> Do this
Of the lines in the data below, count the ones holding the string "structured", and answer with that number only.

===== Recorded information

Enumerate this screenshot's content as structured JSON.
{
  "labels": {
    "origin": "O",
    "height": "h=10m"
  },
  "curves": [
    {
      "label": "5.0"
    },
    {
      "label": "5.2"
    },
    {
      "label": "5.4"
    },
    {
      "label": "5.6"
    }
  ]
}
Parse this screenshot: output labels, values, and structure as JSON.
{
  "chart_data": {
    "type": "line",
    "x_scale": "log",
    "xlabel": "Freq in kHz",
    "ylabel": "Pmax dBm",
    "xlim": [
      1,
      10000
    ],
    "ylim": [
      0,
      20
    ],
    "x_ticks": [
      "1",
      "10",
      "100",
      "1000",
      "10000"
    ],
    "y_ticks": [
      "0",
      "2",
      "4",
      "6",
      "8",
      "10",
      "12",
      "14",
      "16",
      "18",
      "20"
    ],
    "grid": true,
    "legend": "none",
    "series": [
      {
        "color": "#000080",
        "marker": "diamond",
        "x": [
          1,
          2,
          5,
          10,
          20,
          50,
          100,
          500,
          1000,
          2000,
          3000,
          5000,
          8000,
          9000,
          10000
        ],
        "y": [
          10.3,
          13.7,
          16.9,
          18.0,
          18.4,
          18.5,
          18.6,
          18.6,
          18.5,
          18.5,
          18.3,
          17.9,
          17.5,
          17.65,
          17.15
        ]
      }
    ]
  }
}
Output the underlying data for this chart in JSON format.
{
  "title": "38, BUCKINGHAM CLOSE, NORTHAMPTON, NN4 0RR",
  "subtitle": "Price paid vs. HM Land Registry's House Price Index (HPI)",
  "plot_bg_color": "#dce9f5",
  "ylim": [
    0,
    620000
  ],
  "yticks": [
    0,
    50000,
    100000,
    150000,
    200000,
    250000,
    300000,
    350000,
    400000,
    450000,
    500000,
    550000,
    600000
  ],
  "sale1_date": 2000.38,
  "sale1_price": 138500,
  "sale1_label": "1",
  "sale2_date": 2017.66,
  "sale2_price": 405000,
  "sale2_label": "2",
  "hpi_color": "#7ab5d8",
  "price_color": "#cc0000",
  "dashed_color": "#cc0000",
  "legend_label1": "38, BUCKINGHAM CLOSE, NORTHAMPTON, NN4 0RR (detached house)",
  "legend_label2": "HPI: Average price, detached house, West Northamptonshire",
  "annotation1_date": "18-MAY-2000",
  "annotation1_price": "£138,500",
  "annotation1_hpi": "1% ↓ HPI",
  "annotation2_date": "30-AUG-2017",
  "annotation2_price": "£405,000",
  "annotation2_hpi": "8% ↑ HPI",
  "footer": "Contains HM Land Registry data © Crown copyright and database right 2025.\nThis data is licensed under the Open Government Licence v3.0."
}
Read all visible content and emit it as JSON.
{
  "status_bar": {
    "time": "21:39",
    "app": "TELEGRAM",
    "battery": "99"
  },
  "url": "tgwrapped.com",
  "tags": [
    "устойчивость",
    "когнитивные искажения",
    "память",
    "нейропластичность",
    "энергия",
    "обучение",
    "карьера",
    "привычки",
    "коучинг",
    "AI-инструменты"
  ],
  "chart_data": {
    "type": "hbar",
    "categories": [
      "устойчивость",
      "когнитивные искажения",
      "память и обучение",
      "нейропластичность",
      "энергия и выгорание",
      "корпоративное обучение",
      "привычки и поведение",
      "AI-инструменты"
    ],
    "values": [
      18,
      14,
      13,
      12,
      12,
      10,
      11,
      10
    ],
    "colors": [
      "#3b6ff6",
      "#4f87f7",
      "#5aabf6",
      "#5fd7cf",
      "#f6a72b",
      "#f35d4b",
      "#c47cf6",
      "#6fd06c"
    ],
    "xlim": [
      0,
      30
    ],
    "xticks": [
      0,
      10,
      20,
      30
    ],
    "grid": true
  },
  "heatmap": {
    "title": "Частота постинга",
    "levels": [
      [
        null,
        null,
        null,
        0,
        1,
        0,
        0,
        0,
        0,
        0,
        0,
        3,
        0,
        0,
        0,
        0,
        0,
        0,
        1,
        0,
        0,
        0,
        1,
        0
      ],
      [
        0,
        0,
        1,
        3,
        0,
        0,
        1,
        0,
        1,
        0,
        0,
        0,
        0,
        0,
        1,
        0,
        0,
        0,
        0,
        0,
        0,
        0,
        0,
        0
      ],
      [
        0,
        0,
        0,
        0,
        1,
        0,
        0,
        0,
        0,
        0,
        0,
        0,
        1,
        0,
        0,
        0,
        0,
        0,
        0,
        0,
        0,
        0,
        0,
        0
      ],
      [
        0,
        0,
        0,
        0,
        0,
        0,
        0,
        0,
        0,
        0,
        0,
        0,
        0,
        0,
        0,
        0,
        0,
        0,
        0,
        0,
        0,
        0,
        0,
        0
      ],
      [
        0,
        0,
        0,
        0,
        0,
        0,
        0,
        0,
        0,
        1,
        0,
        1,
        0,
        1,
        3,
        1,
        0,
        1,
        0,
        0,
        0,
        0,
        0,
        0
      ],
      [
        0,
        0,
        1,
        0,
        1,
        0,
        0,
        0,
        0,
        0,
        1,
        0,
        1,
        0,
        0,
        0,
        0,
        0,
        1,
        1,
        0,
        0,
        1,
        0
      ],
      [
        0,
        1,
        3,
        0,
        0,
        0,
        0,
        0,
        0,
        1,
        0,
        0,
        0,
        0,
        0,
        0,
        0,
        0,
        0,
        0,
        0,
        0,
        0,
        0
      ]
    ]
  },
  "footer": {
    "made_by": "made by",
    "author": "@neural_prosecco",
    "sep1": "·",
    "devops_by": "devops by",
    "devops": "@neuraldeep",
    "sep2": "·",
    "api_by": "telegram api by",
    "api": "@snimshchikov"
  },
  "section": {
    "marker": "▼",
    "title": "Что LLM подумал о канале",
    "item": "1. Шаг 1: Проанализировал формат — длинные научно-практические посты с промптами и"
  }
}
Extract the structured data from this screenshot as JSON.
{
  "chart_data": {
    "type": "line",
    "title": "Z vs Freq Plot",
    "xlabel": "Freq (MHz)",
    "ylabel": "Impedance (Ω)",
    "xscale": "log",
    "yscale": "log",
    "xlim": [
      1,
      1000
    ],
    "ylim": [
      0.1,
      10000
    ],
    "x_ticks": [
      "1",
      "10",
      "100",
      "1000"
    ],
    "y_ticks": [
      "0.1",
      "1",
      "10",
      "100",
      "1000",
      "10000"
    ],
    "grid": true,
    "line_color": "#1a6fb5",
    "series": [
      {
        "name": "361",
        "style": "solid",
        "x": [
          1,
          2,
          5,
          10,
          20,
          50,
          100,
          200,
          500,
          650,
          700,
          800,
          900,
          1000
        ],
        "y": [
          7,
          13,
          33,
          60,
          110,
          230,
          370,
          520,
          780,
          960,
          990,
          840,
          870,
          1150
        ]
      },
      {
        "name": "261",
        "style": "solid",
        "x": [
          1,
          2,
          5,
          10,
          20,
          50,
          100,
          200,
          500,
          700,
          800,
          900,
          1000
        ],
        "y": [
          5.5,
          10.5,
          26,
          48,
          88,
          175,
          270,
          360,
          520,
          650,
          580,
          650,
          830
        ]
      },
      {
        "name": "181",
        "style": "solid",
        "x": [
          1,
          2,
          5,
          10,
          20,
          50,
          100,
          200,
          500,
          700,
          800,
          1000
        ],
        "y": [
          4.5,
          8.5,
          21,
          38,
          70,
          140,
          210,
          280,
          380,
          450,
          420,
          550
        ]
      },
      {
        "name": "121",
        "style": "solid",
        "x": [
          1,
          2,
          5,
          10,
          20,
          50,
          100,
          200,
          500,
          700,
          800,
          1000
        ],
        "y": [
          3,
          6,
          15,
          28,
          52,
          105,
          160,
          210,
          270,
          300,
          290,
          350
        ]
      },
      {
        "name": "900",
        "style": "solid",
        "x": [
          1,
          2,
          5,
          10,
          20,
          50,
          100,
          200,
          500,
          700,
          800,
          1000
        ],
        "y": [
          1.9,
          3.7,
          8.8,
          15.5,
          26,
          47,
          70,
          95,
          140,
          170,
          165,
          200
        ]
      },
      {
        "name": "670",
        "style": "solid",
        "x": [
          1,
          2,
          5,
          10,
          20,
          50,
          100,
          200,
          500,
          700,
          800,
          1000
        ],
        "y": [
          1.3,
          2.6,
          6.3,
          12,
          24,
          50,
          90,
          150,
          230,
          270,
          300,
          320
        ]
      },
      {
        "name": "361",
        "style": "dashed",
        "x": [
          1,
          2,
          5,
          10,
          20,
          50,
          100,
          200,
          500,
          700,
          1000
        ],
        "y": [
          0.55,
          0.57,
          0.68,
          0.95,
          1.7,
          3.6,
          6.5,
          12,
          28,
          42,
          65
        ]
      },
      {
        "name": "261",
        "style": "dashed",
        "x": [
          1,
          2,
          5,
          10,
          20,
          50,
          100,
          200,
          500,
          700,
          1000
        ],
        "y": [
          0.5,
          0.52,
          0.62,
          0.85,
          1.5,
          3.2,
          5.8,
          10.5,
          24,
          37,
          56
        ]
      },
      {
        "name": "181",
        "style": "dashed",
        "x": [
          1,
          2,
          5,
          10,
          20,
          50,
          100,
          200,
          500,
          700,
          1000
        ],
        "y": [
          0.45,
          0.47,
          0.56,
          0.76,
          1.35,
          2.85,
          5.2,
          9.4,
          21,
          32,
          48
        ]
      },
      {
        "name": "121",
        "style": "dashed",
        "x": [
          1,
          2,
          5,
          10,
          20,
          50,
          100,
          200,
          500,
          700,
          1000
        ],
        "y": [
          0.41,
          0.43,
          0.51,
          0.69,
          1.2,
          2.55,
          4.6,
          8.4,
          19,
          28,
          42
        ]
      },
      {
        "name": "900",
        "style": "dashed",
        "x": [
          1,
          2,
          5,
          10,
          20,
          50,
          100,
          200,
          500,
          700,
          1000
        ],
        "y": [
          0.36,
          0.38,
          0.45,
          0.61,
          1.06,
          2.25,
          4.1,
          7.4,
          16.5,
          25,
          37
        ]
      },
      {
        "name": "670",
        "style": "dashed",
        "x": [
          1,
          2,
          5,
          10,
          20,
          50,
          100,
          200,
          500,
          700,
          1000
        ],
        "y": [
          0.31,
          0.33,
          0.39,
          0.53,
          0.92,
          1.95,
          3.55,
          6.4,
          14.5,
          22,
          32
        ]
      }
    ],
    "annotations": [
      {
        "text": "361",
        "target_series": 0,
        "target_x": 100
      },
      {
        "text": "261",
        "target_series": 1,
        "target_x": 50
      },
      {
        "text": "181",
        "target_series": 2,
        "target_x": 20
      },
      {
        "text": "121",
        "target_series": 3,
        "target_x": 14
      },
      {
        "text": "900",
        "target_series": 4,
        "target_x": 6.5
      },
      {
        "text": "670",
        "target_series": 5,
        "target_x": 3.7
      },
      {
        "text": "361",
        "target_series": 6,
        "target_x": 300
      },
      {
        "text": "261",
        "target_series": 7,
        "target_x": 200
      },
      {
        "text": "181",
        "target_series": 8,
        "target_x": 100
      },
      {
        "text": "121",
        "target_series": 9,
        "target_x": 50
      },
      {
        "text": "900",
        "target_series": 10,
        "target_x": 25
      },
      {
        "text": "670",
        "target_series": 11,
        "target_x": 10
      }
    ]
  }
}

==========

> Output below
2